Data shown:
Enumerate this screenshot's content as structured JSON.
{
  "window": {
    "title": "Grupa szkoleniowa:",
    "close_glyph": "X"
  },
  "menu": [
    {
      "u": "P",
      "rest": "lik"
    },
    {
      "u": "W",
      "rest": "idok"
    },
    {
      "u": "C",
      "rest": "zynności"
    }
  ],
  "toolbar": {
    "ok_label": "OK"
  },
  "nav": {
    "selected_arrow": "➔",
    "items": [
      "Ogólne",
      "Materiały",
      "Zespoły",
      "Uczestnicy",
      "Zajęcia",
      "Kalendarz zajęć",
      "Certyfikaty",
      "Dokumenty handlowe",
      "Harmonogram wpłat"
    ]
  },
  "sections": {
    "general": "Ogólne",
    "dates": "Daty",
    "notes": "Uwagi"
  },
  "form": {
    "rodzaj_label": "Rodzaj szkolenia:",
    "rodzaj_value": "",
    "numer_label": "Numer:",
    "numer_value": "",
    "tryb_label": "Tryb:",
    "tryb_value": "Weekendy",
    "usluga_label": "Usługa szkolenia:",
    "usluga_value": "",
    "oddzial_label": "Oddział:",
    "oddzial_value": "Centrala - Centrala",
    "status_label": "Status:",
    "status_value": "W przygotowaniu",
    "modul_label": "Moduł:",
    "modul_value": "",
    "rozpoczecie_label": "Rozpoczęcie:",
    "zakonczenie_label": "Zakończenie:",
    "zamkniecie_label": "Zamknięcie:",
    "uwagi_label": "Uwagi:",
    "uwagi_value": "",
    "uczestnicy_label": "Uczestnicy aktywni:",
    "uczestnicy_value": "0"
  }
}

Objective:
Copy every line of the listing where the word "szkolenia" appears.

Output for this exercise:
    "rodzaj_label": "Rodzaj szkolenia:",
    "usluga_label": "Usługa szkolenia:",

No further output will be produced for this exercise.